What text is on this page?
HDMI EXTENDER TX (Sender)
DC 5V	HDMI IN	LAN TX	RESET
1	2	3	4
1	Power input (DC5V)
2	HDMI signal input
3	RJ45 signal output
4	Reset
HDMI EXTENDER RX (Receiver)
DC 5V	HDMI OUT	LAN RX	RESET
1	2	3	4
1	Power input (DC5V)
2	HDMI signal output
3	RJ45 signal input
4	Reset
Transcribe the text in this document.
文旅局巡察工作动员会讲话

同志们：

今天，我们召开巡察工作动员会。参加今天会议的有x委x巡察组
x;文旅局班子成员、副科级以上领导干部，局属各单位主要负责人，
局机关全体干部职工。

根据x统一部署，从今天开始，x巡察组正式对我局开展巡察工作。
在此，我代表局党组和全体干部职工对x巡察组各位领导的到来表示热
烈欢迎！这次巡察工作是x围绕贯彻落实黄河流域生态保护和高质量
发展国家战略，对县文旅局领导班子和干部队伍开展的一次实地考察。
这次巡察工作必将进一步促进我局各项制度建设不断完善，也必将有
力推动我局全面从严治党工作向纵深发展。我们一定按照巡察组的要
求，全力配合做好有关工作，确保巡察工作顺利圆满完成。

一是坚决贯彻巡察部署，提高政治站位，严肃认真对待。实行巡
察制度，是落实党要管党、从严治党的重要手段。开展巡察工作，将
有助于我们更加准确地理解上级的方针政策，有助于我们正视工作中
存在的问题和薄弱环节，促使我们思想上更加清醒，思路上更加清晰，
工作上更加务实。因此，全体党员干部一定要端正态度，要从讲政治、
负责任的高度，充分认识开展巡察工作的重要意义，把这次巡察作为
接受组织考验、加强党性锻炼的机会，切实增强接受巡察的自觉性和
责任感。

TASK STATEMENT
Return only the number of lines in the preceding records that contain the string "HDMI".

WRITTEN REPLY
6